Start Dataset records

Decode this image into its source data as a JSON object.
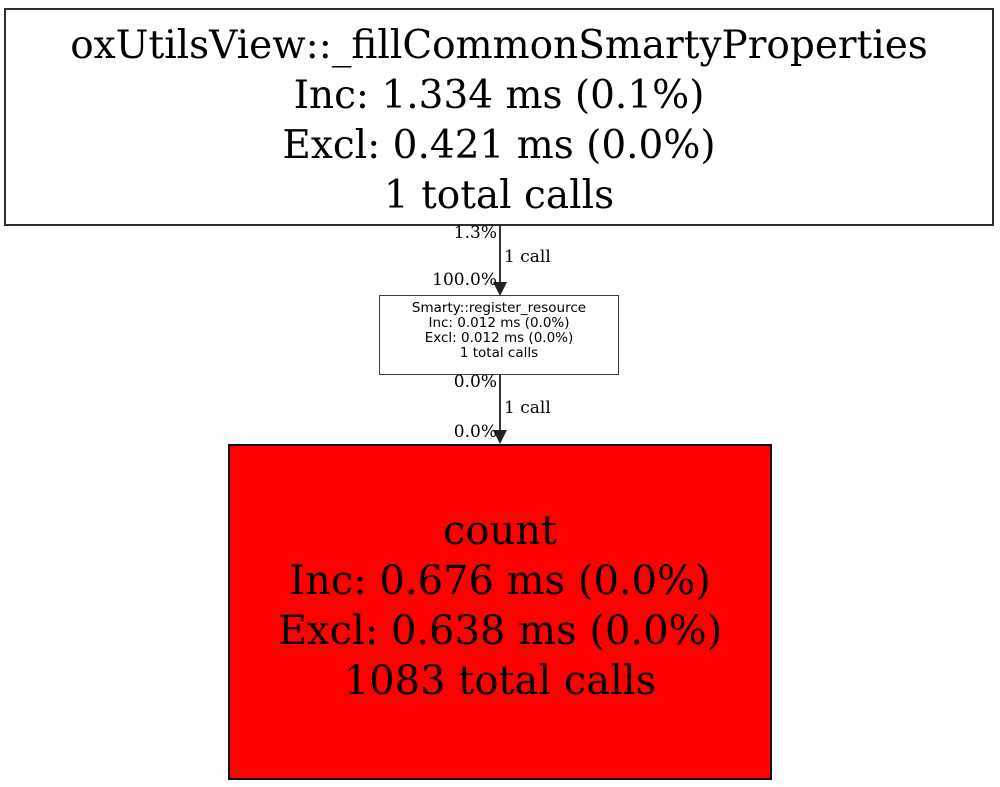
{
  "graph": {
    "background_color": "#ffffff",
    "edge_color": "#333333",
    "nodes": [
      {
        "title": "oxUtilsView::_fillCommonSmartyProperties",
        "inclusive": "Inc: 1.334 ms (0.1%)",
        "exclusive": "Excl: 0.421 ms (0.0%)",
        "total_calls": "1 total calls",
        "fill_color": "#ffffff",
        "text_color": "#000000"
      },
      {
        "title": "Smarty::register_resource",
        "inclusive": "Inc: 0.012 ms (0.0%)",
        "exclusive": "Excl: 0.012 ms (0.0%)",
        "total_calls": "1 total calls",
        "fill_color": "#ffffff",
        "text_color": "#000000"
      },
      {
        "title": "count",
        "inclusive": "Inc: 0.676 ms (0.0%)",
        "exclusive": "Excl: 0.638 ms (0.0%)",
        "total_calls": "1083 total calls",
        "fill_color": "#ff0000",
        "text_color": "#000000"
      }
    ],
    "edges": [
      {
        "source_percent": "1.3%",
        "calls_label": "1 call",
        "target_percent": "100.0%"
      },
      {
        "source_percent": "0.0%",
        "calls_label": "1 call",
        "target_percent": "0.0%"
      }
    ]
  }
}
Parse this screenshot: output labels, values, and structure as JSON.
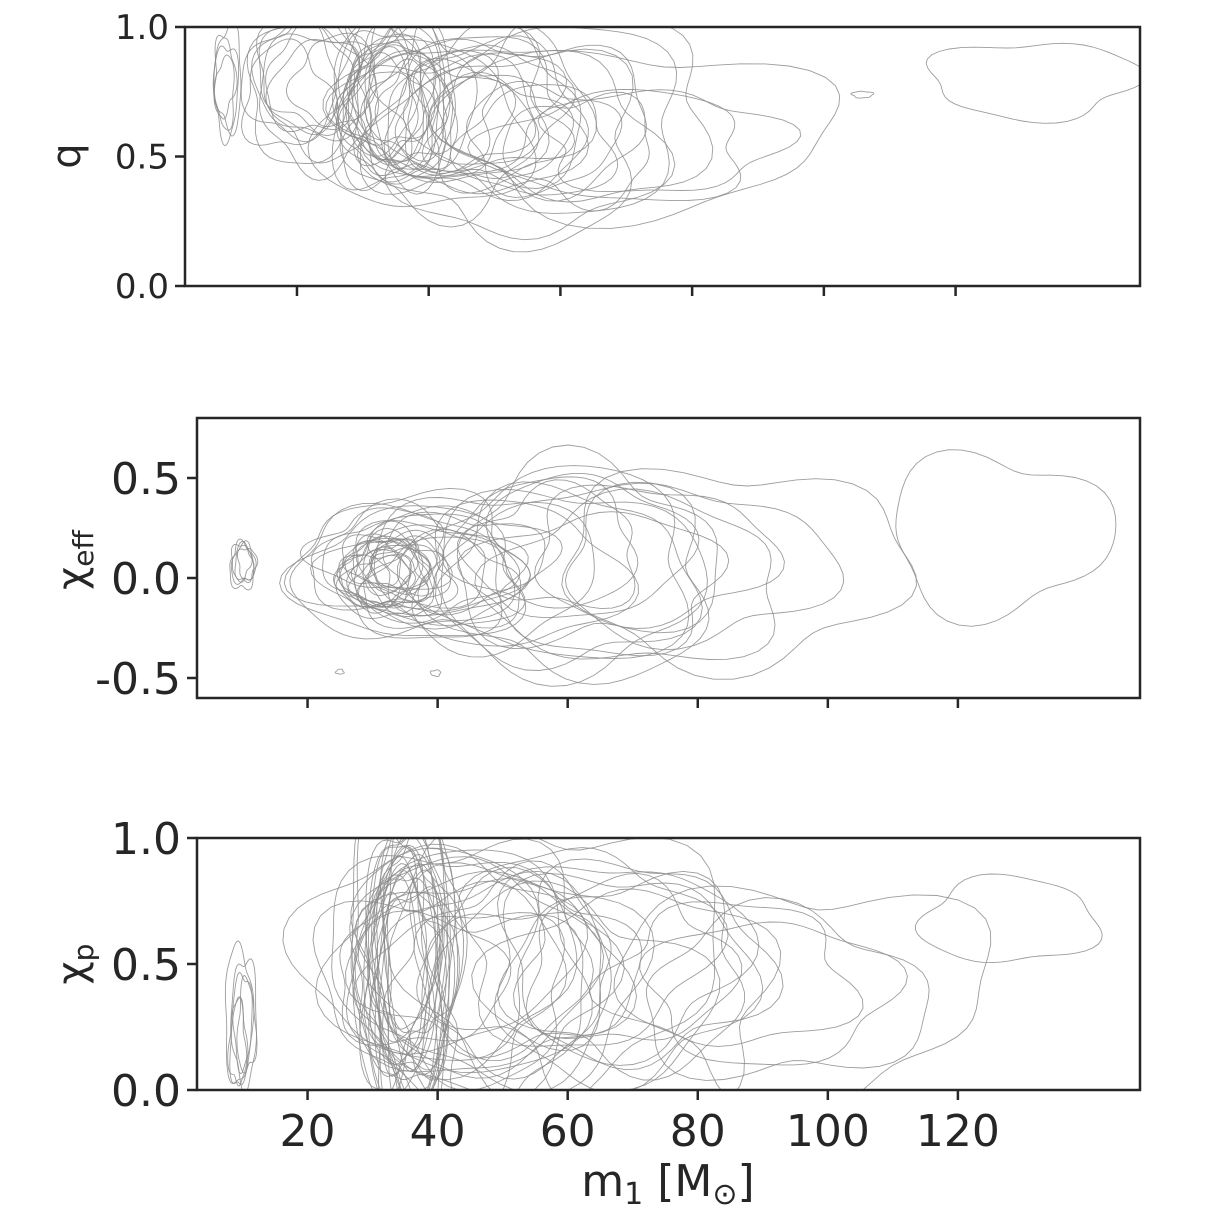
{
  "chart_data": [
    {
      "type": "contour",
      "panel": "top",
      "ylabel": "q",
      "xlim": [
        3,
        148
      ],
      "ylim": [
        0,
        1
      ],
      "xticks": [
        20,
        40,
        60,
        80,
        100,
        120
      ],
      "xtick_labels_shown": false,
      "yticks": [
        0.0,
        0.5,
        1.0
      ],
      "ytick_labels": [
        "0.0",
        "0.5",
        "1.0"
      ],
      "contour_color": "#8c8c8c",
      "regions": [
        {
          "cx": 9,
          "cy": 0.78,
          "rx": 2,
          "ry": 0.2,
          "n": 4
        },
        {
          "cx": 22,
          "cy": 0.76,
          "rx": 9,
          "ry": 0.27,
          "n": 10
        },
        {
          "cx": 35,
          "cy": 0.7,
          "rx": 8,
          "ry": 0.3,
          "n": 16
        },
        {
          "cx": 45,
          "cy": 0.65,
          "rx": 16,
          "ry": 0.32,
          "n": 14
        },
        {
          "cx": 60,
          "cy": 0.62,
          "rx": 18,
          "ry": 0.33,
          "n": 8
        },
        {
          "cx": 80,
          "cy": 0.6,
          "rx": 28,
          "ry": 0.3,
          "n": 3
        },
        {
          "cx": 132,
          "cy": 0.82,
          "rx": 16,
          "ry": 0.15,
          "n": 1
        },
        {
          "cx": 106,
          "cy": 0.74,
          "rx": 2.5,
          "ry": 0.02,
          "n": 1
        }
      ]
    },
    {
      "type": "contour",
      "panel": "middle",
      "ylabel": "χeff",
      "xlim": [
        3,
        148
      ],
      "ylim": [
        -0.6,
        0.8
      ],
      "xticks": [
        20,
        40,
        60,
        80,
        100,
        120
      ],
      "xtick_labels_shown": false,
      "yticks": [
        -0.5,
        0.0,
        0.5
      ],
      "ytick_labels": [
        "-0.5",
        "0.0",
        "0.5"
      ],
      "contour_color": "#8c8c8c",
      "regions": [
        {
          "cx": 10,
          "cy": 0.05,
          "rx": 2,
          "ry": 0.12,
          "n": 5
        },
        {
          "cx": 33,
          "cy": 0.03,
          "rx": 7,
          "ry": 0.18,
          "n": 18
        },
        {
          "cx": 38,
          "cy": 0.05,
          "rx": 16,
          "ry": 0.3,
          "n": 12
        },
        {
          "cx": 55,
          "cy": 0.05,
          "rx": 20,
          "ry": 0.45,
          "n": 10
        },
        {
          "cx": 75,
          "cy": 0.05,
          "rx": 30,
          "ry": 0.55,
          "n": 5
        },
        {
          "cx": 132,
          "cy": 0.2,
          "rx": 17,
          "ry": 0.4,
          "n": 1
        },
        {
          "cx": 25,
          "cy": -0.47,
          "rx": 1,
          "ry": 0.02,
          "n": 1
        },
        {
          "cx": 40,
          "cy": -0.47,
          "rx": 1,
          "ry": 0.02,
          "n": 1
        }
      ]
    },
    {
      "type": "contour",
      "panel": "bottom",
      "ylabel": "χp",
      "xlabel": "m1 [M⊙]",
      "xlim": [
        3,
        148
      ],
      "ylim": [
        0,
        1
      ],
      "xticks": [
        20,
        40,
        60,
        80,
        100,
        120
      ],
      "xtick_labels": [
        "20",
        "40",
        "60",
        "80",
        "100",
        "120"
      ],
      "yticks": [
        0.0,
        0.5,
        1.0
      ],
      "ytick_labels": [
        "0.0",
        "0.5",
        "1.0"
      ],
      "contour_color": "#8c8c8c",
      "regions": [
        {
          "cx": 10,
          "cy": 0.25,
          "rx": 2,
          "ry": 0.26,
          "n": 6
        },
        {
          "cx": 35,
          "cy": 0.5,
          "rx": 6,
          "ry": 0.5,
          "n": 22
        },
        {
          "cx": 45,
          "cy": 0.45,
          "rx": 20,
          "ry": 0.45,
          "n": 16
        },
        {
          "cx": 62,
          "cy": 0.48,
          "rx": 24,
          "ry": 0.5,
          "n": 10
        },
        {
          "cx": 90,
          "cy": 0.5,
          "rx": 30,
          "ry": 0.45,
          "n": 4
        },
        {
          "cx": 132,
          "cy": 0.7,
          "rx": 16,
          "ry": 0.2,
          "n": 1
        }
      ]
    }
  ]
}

End Dataset records

**Problem statement**
Copy every record character for character. Skip the pictures.

**The reply**
Decode this image into its source data as a JSON object.
{
  "graph": {
    "background_color": "#ffffff",
    "edge_color": "#333333",
    "nodes": [
      {
        "title": "oxUtilsView::_fillCommonSmartyProperties",
        "inclusive": "Inc: 1.334 ms (0.1%)",
        "exclusive": "Excl: 0.421 ms (0.0%)",
        "total_calls": "1 total calls",
        "fill_color": "#ffffff",
        "text_color": "#000000"
      },
      {
        "title": "Smarty::register_resource",
        "inclusive": "Inc: 0.012 ms (0.0%)",
        "exclusive": "Excl: 0.012 ms (0.0%)",
        "total_calls": "1 total calls",
        "fill_color": "#ffffff",
        "text_color": "#000000"
      },
      {
        "title": "count",
        "inclusive": "Inc: 0.676 ms (0.0%)",
        "exclusive": "Excl: 0.638 ms (0.0%)",
        "total_calls": "1083 total calls",
        "fill_color": "#ff0000",
        "text_color": "#000000"
      }
    ],
    "edges": [
      {
        "source_percent": "1.3%",
        "calls_label": "1 call",
        "target_percent": "100.0%"
      },
      {
        "source_percent": "0.0%",
        "calls_label": "1 call",
        "target_percent": "0.0%"
      }
    ]
  }
}
Parse this screenshot: output labels, values, and structure as JSON.
{
  "chart_data": [
    {
      "type": "contour",
      "panel": "top",
      "ylabel": "q",
      "xlim": [
        3,
        148
      ],
      "ylim": [
        0,
        1
      ],
      "xticks": [
        20,
        40,
        60,
        80,
        100,
        120
      ],
      "xtick_labels_shown": false,
      "yticks": [
        0.0,
        0.5,
        1.0
      ],
      "ytick_labels": [
        "0.0",
        "0.5",
        "1.0"
      ],
      "contour_color": "#8c8c8c",
      "regions": [
        {
          "cx": 9,
          "cy": 0.78,
          "rx": 2,
          "ry": 0.2,
          "n": 4
        },
        {
          "cx": 22,
          "cy": 0.76,
          "rx": 9,
          "ry": 0.27,
          "n": 10
        },
        {
          "cx": 35,
          "cy": 0.7,
          "rx": 8,
          "ry": 0.3,
          "n": 16
        },
        {
          "cx": 45,
          "cy": 0.65,
          "rx": 16,
          "ry": 0.32,
          "n": 14
        },
        {
          "cx": 60,
          "cy": 0.62,
          "rx": 18,
          "ry": 0.33,
          "n": 8
        },
        {
          "cx": 80,
          "cy": 0.6,
          "rx": 28,
          "ry": 0.3,
          "n": 3
        },
        {
          "cx": 132,
          "cy": 0.82,
          "rx": 16,
          "ry": 0.15,
          "n": 1
        },
        {
          "cx": 106,
          "cy": 0.74,
          "rx": 2.5,
          "ry": 0.02,
          "n": 1
        }
      ]
    },
    {
      "type": "contour",
      "panel": "middle",
      "ylabel": "χeff",
      "xlim": [
        3,
        148
      ],
      "ylim": [
        -0.6,
        0.8
      ],
      "xticks": [
        20,
        40,
        60,
        80,
        100,
        120
      ],
      "xtick_labels_shown": false,
      "yticks": [
        -0.5,
        0.0,
        0.5
      ],
      "ytick_labels": [
        "-0.5",
        "0.0",
        "0.5"
      ],
      "contour_color": "#8c8c8c",
      "regions": [
        {
          "cx": 10,
          "cy": 0.05,
          "rx": 2,
          "ry": 0.12,
          "n": 5
        },
        {
          "cx": 33,
          "cy": 0.03,
          "rx": 7,
          "ry": 0.18,
          "n": 18
        },
        {
          "cx": 38,
          "cy": 0.05,
          "rx": 16,
          "ry": 0.3,
          "n": 12
        },
        {
          "cx": 55,
          "cy": 0.05,
          "rx": 20,
          "ry": 0.45,
          "n": 10
        },
        {
          "cx": 75,
          "cy": 0.05,
          "rx": 30,
          "ry": 0.55,
          "n": 5
        },
        {
          "cx": 132,
          "cy": 0.2,
          "rx": 17,
          "ry": 0.4,
          "n": 1
        },
        {
          "cx": 25,
          "cy": -0.47,
          "rx": 1,
          "ry": 0.02,
          "n": 1
        },
        {
          "cx": 40,
          "cy": -0.47,
          "rx": 1,
          "ry": 0.02,
          "n": 1
        }
      ]
    },
    {
      "type": "contour",
      "panel": "bottom",
      "ylabel": "χp",
      "xlabel": "m1 [M⊙]",
      "xlim": [
        3,
        148
      ],
      "ylim": [
        0,
        1
      ],
      "xticks": [
        20,
        40,
        60,
        80,
        100,
        120
      ],
      "xtick_labels": [
        "20",
        "40",
        "60",
        "80",
        "100",
        "120"
      ],
      "yticks": [
        0.0,
        0.5,
        1.0
      ],
      "ytick_labels": [
        "0.0",
        "0.5",
        "1.0"
      ],
      "contour_color": "#8c8c8c",
      "regions": [
        {
          "cx": 10,
          "cy": 0.25,
          "rx": 2,
          "ry": 0.26,
          "n": 6
        },
        {
          "cx": 35,
          "cy": 0.5,
          "rx": 6,
          "ry": 0.5,
          "n": 22
        },
        {
          "cx": 45,
          "cy": 0.45,
          "rx": 20,
          "ry": 0.45,
          "n": 16
        },
        {
          "cx": 62,
          "cy": 0.48,
          "rx": 24,
          "ry": 0.5,
          "n": 10
        },
        {
          "cx": 90,
          "cy": 0.5,
          "rx": 30,
          "ry": 0.45,
          "n": 4
        },
        {
          "cx": 132,
          "cy": 0.7,
          "rx": 16,
          "ry": 0.2,
          "n": 1
        }
      ]
    }
  ]
}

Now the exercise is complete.